Di Alessio Magro il . Dai territori, Lazio

La Quinta mafia l’ha vista crescere,
l’ha vissuta e l’ha combattuta. Antonio Turri, referente di Libera
per il Lazio è un profondo conoscitore della criminalità organizzata
attiva nella regione. 

La ’ndrangheta nel cuore economico
della Capitale. Ennesima conferma della pervasività
della mafia calabrese?

“La ‘ndrangheta, i clan della
camorra, i clan siciliani, la mafia cinese, la mafia russa e tutte le
mafie etniche investono i loro immensi capitali nel mercato globale,
in tutti i settori economici. E’ del tutto fuorviante ritenere che
le mafie non siano interessata a Roma e al Lazio, ai  grandi mercati
legali ed illegali della Capitale. Il sequestro a Roma di un noto ristorante
del centro storico fa seguito alle decine e decine di beni immobili,tra
cui negozi e capannoni industriali, già definitivamente confiscati
nella capitale e nella regione a ‘ndrine calabresi. Molti esponenti
di spicco della mafia calabrese risiedono da anni nel Lazio. Alcune
di queste famiglie possiedono intorno la Capitale aziende agricole con
centinaia e centinaia di ettari di terreno e riciclano denaro sporco
in particolare nel ciclo del cemento,del commercio, del turismo e nel
settore degli appalti pubblici”.  

Un ristorante in pieno centro, la
vicenda di via Veneto, i colletti bianchi attivi
a Roma, ma quanto in alto e quanto in profondità arrivano le cosche
calabresi?

“La ‘ndrangheta si è infiltrata 
nella società laziale non solo a livello economico. A Nettuno, a pochi
chilometri dal centro di Roma, il comune è stato sciolto per infiltrazioni
mafiose a causa del pesante condizionamento della ’ndrina dei Gallace-Novella.
A Fondi, centro nazionale del commercio ortofrutticolo legato saldamente
alla Capitale, è in corso la procedura per lo scioglimento, avviata
su impulso del prefetto. Da mesi le Dda laziali e campane si occupano
di quel Comune, che sarebbe infiltrato da elementi della ‘ndrangheta
stabilmente residenti in quell’area, fortemente legati ad esponenti
di spicco dell’economia e della politica regionale e nazionale. Roma,
dunque, è l’obiettivo dei clan e non solo dal punto di vista economico”.

- **Compiti da svolgere**
(a) Per favore, aggiorna il passo dell'estratto sulla 'ndrangheta nel Lazio che comincia con "La Quinta mafia" e prosegue fino a "attiva nella regione.", mettendo "coordinatore" al posto di "referente".
(b) Secondo l'estratto sulla 'ndrangheta nel Lazio, per quale motivo è stato sciolto il comune di Nettuno? Rispondi in una o due frasi.

- **Estratto del dataset**
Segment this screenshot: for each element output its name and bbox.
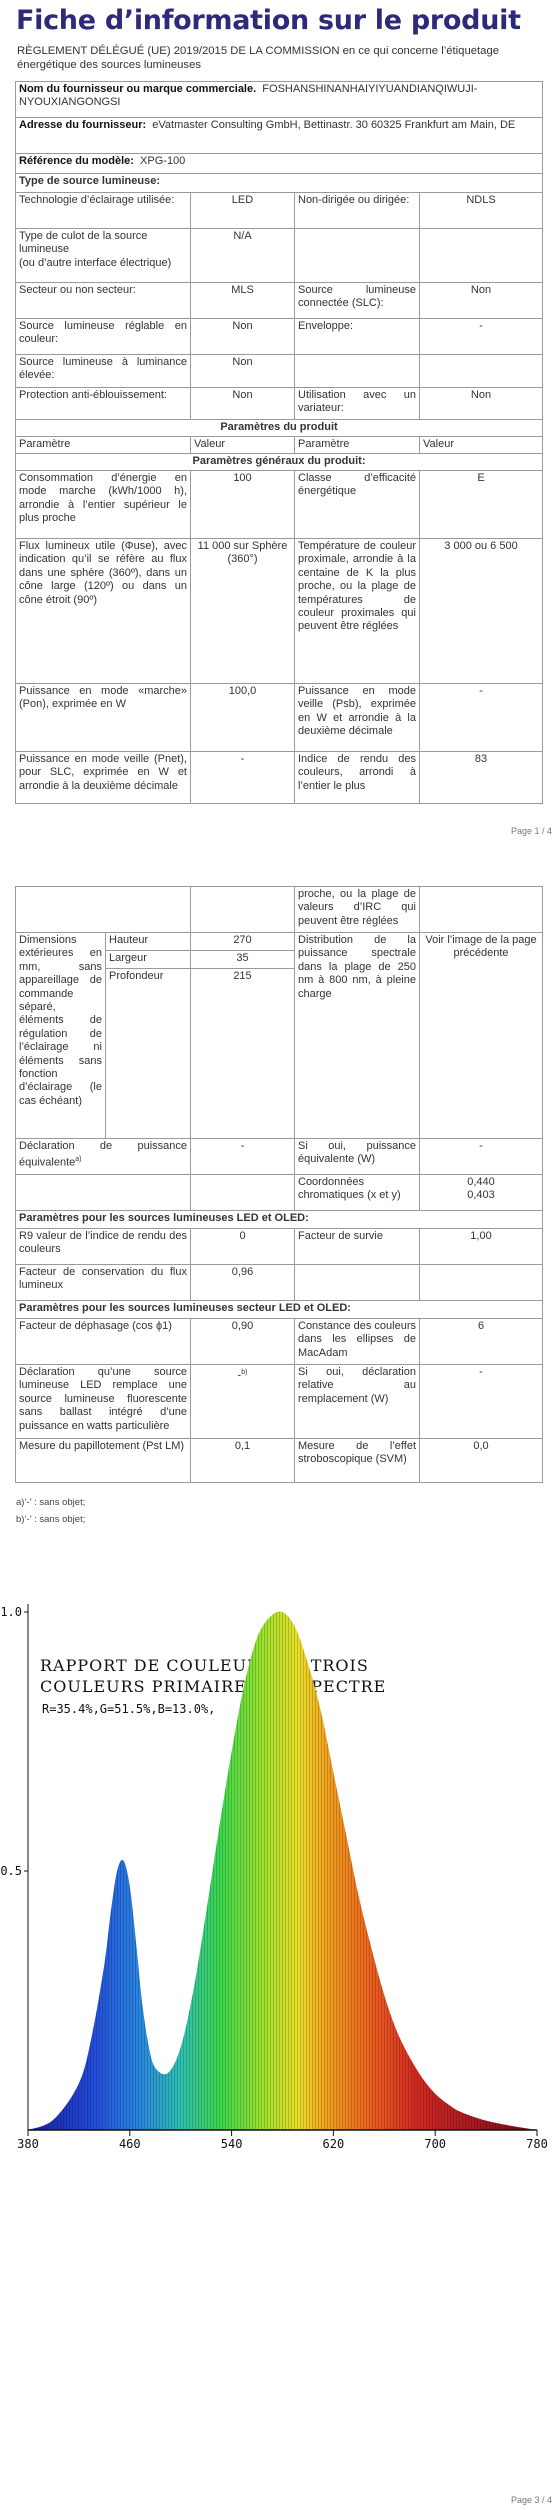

- **Risposte scritte**
(a)
La Quinta mafia l’ha vista crescere,
l’ha vissuta e l’ha combattuta. Antonio Turri, coordinatore di Libera
per il Lazio è un profondo conoscitore della criminalità organizzata
attiva nella regione.

(b) Il comune di Nettuno è stato sciolto per infiltrazioni mafiose, a causa del pesante condizionamento della 'ndrina dei Gallace-Novella.